── DATA EXTRACT
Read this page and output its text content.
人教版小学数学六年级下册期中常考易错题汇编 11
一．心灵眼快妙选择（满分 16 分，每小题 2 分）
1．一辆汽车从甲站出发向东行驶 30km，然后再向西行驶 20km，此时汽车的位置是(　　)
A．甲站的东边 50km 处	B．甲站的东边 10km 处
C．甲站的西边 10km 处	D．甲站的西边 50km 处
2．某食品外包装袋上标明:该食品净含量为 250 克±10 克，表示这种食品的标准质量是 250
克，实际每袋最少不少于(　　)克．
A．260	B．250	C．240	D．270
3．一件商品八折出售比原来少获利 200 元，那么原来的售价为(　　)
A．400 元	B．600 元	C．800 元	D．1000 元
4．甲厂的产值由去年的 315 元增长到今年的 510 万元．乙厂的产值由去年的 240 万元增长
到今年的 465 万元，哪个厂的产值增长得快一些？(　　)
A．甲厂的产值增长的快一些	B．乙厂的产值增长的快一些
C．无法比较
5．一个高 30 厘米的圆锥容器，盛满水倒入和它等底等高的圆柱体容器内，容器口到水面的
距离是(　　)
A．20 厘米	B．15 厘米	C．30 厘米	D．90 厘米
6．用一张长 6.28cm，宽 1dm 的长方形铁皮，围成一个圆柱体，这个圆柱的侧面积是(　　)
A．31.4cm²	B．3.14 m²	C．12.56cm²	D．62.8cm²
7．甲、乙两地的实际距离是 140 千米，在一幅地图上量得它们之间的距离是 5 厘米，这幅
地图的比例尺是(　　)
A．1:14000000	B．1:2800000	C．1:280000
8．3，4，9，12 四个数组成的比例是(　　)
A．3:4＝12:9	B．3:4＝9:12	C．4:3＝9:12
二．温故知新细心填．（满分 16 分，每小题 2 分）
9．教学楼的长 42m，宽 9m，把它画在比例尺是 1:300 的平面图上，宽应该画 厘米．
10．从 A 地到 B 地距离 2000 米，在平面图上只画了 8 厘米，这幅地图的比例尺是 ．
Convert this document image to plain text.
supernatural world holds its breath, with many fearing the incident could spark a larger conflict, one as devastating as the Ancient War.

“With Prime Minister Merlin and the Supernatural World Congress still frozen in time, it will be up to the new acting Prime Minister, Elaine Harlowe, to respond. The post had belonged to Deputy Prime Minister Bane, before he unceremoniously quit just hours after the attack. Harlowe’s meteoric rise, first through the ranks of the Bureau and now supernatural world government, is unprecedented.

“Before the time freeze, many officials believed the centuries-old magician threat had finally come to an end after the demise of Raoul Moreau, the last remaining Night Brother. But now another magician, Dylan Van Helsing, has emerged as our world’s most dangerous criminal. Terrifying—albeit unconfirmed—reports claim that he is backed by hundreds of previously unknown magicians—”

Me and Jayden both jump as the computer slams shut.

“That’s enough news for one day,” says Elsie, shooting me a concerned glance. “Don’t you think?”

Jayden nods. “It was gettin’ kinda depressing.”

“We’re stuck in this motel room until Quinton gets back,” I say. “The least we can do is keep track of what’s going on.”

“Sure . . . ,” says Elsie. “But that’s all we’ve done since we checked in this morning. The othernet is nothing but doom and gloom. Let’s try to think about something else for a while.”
────
Filter out all lines lacking the word "many" and copy the rest.

supernatural world holds its breath, with many fearing the incident could spark a larger conflict, one as devastating as the Ancient War.
“Before the time freeze, many officials believed the centuries-old magician threat had finally come to an end after the demise of Raoul Moreau, the last remaining Night Brother. But now another magician, Dylan Van Helsing, has emerged as our world’s most dangerous criminal. Terrifying—albeit unconfirmed—reports claim that he is backed by hundreds of previously unknown magicians—”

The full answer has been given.